═══ Records ═══

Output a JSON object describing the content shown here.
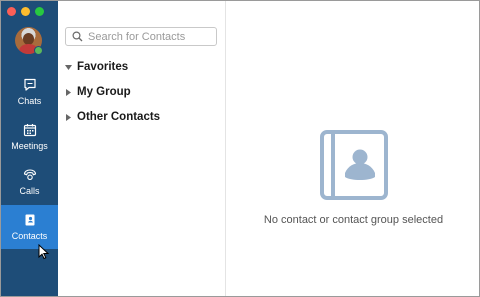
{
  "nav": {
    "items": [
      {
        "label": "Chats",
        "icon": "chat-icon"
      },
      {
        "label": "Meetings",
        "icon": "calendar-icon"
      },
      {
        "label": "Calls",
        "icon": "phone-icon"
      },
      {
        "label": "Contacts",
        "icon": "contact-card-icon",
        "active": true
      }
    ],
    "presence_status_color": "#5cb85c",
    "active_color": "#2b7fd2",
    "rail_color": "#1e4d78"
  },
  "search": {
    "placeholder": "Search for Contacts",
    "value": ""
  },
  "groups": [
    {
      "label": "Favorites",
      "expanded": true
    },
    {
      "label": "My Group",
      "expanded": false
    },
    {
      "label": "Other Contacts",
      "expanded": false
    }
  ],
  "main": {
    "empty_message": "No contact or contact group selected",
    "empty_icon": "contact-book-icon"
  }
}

═══

What is the number of lines that contain "icon"? Reply with that number alone.

5